*** GIVEN DATA

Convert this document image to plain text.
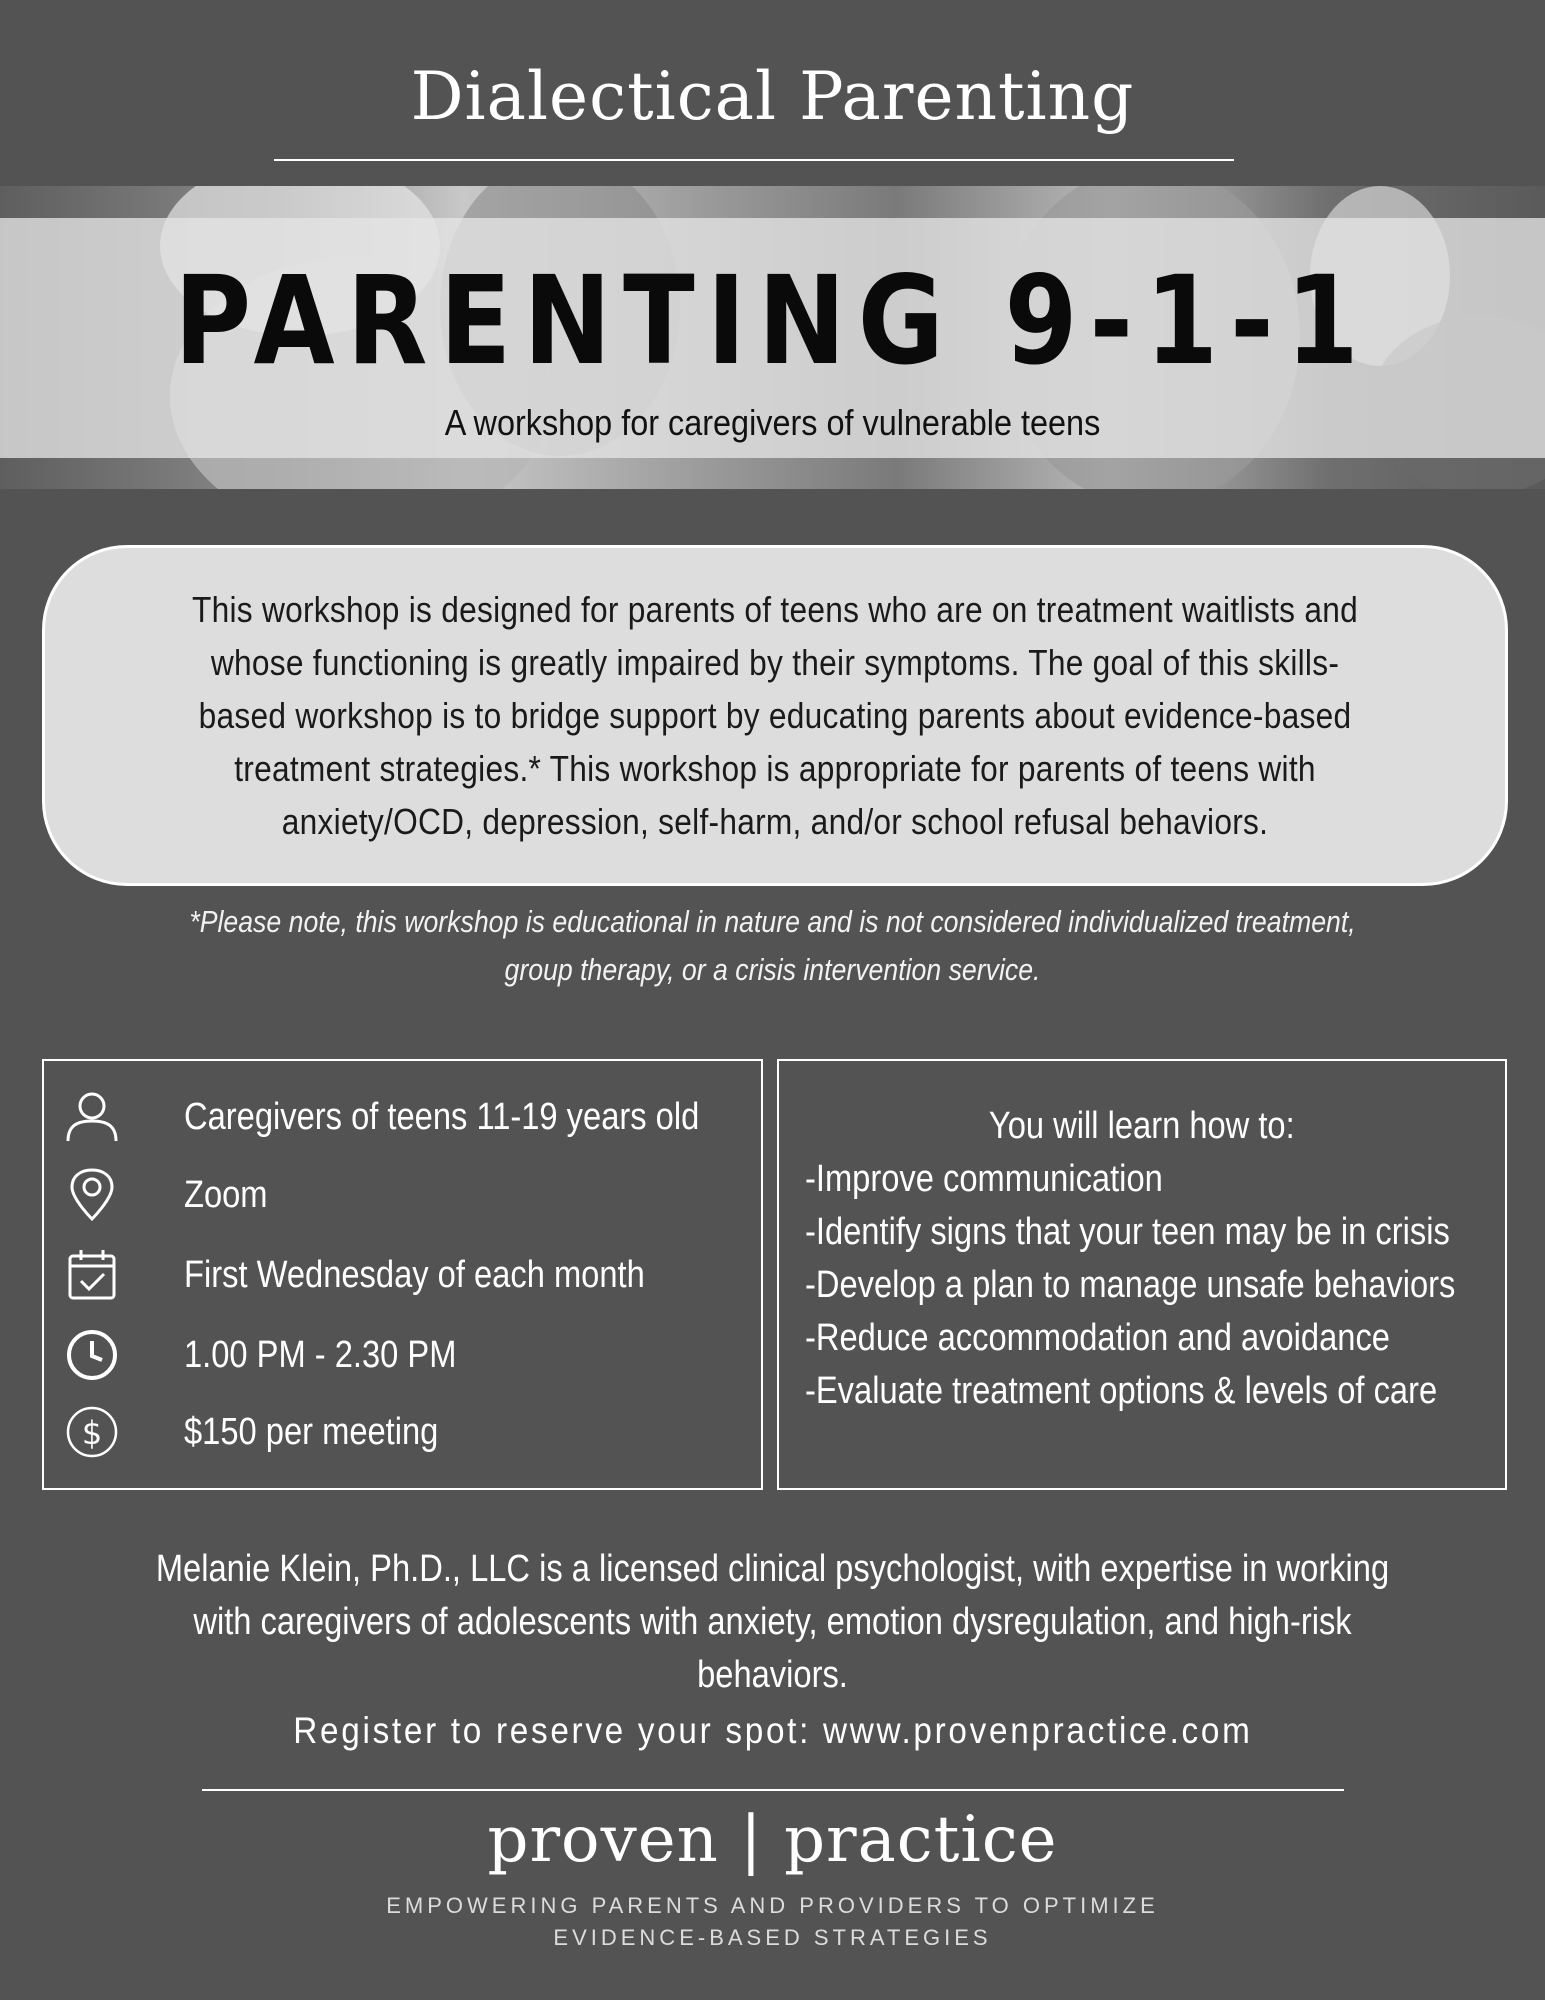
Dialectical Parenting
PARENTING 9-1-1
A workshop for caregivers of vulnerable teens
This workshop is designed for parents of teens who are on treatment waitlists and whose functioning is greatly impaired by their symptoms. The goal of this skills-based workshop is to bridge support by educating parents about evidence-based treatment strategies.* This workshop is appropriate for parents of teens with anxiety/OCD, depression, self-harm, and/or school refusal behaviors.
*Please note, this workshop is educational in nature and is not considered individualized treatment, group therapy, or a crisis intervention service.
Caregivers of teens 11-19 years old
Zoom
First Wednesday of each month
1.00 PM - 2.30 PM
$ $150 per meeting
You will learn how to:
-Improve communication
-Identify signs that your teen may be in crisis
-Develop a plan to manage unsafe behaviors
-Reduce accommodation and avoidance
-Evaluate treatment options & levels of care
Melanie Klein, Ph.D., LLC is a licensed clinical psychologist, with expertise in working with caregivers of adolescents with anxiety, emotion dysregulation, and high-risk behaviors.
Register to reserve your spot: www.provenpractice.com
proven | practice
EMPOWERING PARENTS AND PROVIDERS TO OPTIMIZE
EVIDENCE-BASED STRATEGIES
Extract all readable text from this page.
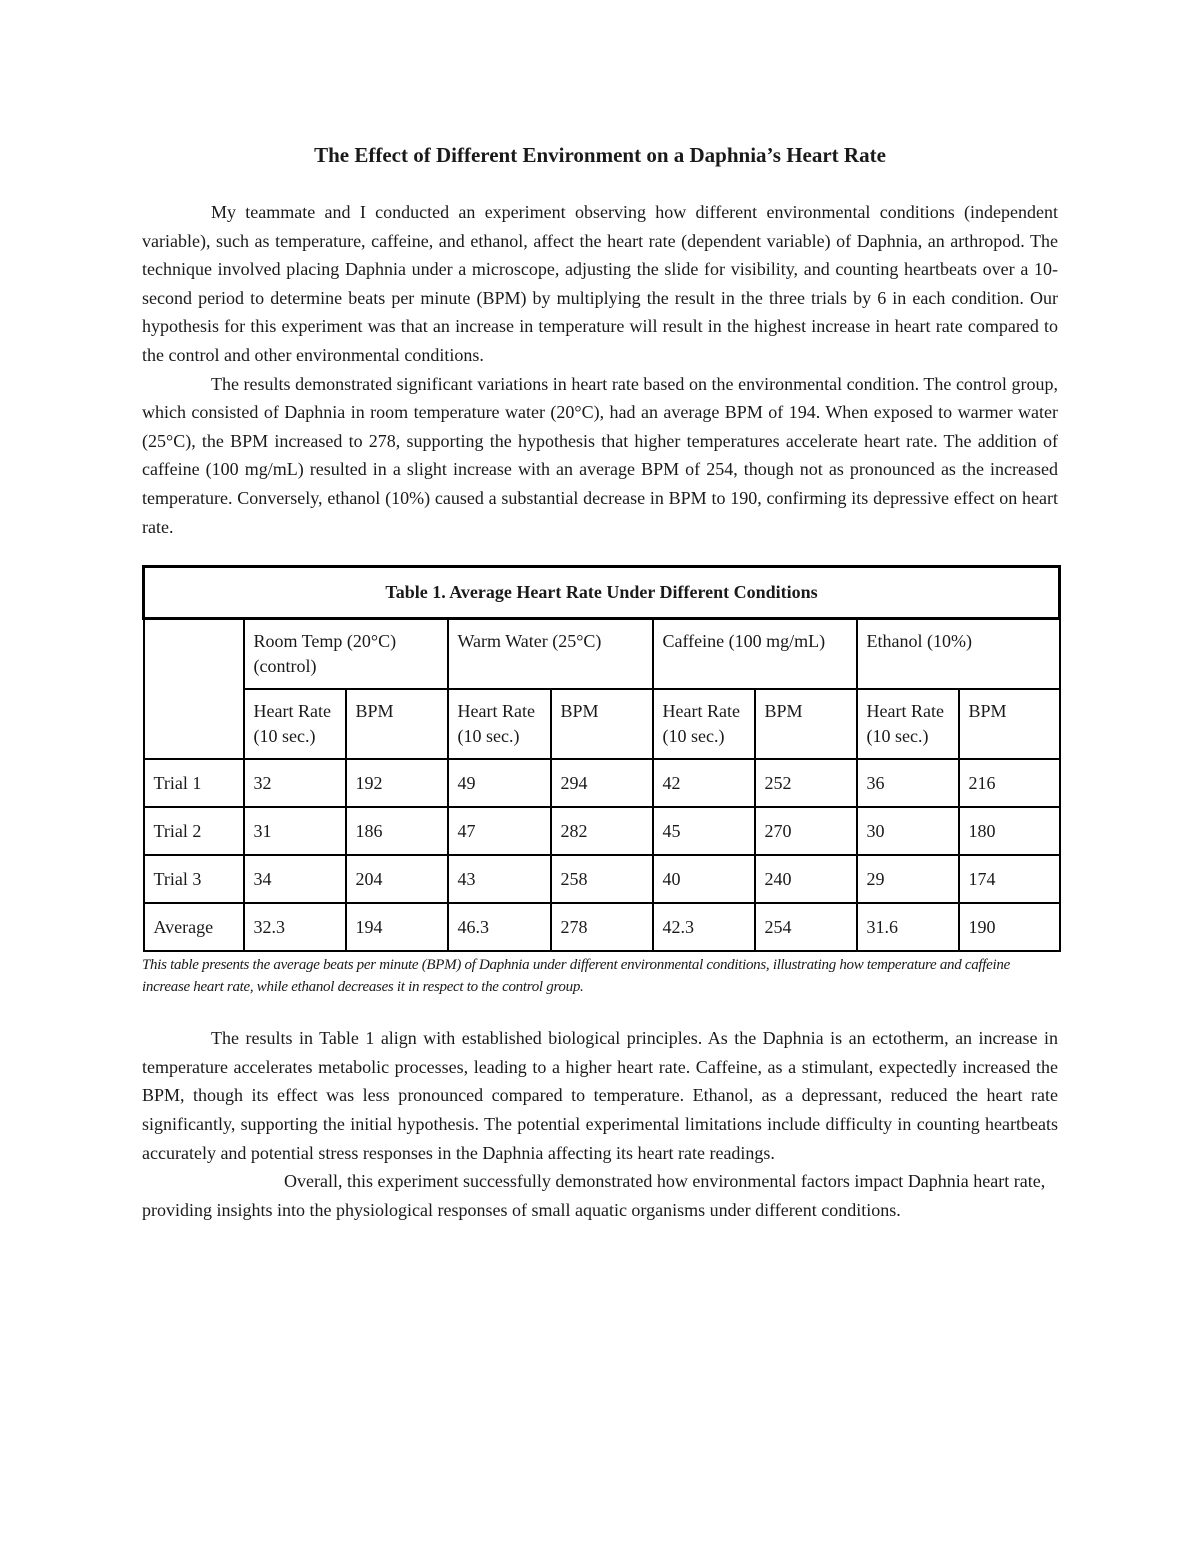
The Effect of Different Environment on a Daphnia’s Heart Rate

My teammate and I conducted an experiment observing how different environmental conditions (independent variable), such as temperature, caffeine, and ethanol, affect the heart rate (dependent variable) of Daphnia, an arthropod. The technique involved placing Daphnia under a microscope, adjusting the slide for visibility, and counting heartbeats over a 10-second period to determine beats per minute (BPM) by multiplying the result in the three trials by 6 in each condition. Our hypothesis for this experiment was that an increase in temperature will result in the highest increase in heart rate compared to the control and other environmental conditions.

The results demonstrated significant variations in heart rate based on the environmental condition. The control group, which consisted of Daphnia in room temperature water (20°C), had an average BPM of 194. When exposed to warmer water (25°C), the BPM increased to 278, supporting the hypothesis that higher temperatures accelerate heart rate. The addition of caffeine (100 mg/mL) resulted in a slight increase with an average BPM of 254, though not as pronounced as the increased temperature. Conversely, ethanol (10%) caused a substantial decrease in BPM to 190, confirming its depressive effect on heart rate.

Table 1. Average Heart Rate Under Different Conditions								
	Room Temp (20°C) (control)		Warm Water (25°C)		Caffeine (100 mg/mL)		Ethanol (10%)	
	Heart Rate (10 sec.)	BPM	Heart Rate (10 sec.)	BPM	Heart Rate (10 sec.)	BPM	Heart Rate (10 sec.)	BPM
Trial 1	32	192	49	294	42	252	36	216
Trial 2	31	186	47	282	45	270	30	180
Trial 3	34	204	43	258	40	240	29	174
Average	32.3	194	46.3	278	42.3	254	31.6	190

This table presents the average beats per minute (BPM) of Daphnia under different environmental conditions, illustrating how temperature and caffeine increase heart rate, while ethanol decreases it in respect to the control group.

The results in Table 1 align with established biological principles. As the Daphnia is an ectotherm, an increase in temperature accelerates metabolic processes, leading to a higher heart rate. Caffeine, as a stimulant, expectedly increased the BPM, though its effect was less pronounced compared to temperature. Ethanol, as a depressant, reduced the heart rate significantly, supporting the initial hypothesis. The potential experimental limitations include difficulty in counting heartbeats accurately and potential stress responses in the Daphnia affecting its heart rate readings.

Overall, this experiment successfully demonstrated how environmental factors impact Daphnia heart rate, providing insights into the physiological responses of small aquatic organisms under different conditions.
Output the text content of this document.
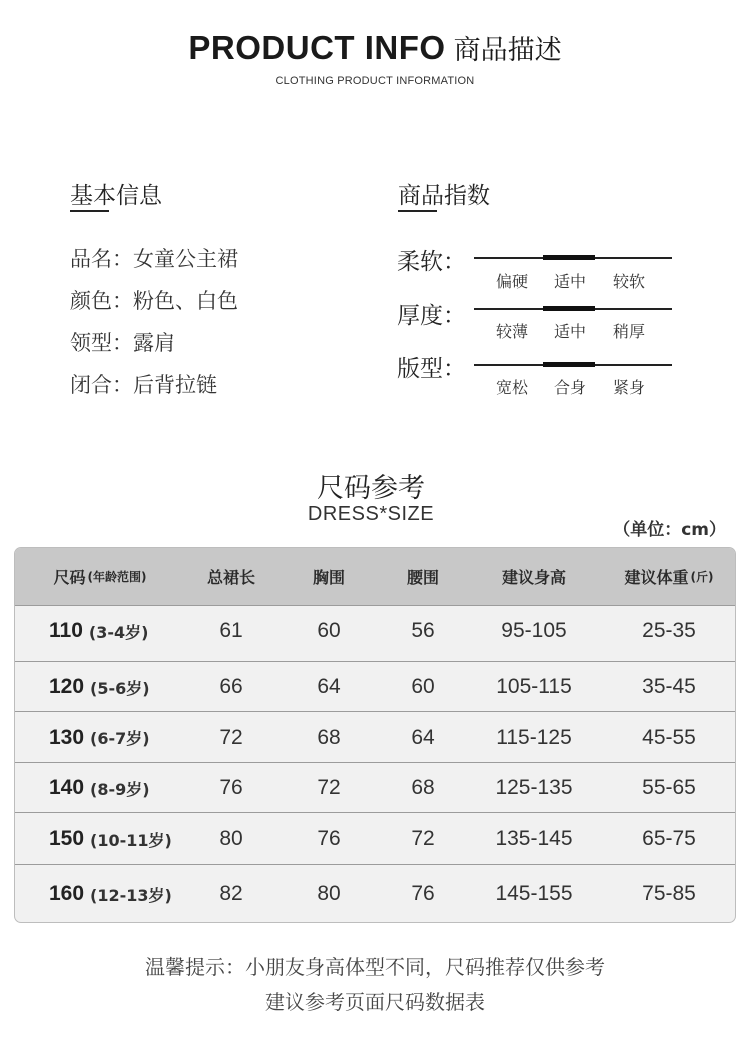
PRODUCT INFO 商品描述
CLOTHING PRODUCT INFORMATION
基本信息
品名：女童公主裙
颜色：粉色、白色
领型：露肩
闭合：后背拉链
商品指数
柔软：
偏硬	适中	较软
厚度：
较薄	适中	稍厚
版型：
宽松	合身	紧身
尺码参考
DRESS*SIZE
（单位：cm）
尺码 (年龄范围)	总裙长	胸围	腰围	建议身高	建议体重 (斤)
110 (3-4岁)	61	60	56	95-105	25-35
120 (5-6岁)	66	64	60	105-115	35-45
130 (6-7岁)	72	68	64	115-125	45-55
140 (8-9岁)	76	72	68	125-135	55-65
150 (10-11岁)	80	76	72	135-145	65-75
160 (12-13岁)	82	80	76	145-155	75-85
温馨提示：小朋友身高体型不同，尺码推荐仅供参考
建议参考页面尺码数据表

******

TASK TO COMPLETE
Output the entries above exactly, without their pictures.

CORRECT ANSWER
Convert this document image to plain text.
Dialectical Parenting
PARENTING 9-1-1
A workshop for caregivers of vulnerable teens
This workshop is designed for parents of teens who are on treatment waitlists and whose functioning is greatly impaired by their symptoms. The goal of this skills-based workshop is to bridge support by educating parents about evidence-based treatment strategies.* This workshop is appropriate for parents of teens with anxiety/OCD, depression, self-harm, and/or school refusal behaviors.
*Please note, this workshop is educational in nature and is not considered individualized treatment, group therapy, or a crisis intervention service.
Caregivers of teens 11-19 years old
Zoom
First Wednesday of each month
1.00 PM - 2.30 PM
$ $150 per meeting
You will learn how to:
-Improve communication
-Identify signs that your teen may be in crisis
-Develop a plan to manage unsafe behaviors
-Reduce accommodation and avoidance
-Evaluate treatment options & levels of care
Melanie Klein, Ph.D., LLC is a licensed clinical psychologist, with expertise in working with caregivers of adolescents with anxiety, emotion dysregulation, and high-risk behaviors.
Register to reserve your spot: www.provenpractice.com
proven | practice
EMPOWERING PARENTS AND PROVIDERS TO OPTIMIZE
EVIDENCE-BASED STRATEGIES
Extract all readable text from this page.
The Effect of Different Environment on a Daphnia’s Heart Rate

My teammate and I conducted an experiment observing how different environmental conditions (independent variable), such as temperature, caffeine, and ethanol, affect the heart rate (dependent variable) of Daphnia, an arthropod. The technique involved placing Daphnia under a microscope, adjusting the slide for visibility, and counting heartbeats over a 10-second period to determine beats per minute (BPM) by multiplying the result in the three trials by 6 in each condition. Our hypothesis for this experiment was that an increase in temperature will result in the highest increase in heart rate compared to the control and other environmental conditions.

The results demonstrated significant variations in heart rate based on the environmental condition. The control group, which consisted of Daphnia in room temperature water (20°C), had an average BPM of 194. When exposed to warmer water (25°C), the BPM increased to 278, supporting the hypothesis that higher temperatures accelerate heart rate. The addition of caffeine (100 mg/mL) resulted in a slight increase with an average BPM of 254, though not as pronounced as the increased temperature. Conversely, ethanol (10%) caused a substantial decrease in BPM to 190, confirming its depressive effect on heart rate.

Table 1. Average Heart Rate Under Different Conditions								
	Room Temp (20°C) (control)		Warm Water (25°C)		Caffeine (100 mg/mL)		Ethanol (10%)	
	Heart Rate (10 sec.)	BPM	Heart Rate (10 sec.)	BPM	Heart Rate (10 sec.)	BPM	Heart Rate (10 sec.)	BPM
Trial 1	32	192	49	294	42	252	36	216
Trial 2	31	186	47	282	45	270	30	180
Trial 3	34	204	43	258	40	240	29	174
Average	32.3	194	46.3	278	42.3	254	31.6	190

This table presents the average beats per minute (BPM) of Daphnia under different environmental conditions, illustrating how temperature and caffeine increase heart rate, while ethanol decreases it in respect to the control group.

The results in Table 1 align with established biological principles. As the Daphnia is an ectotherm, an increase in temperature accelerates metabolic processes, leading to a higher heart rate. Caffeine, as a stimulant, expectedly increased the BPM, though its effect was less pronounced compared to temperature. Ethanol, as a depressant, reduced the heart rate significantly, supporting the initial hypothesis. The potential experimental limitations include difficulty in counting heartbeats accurately and potential stress responses in the Daphnia affecting its heart rate readings.

Overall, this experiment successfully demonstrated how environmental factors impact Daphnia heart rate, providing insights into the physiological responses of small aquatic organisms under different conditions.
Output the text content of this document.
PRODUCT INFO 商品描述
CLOTHING PRODUCT INFORMATION
基本信息
品名：女童公主裙
颜色：粉色、白色
领型：露肩
闭合：后背拉链
商品指数
柔软：
偏硬	适中	较软
厚度：
较薄	适中	稍厚
版型：
宽松	合身	紧身
尺码参考
DRESS*SIZE
（单位：cm）
尺码 (年龄范围)	总裙长	胸围	腰围	建议身高	建议体重 (斤)
110 (3-4岁)	61	60	56	95-105	25-35
120 (5-6岁)	66	64	60	105-115	35-45
130 (6-7岁)	72	68	64	115-125	45-55
140 (8-9岁)	76	72	68	125-135	55-65
150 (10-11岁)	80	76	72	135-145	65-75
160 (12-13岁)	82	80	76	145-155	75-85
温馨提示：小朋友身高体型不同，尺码推荐仅供参考
建议参考页面尺码数据表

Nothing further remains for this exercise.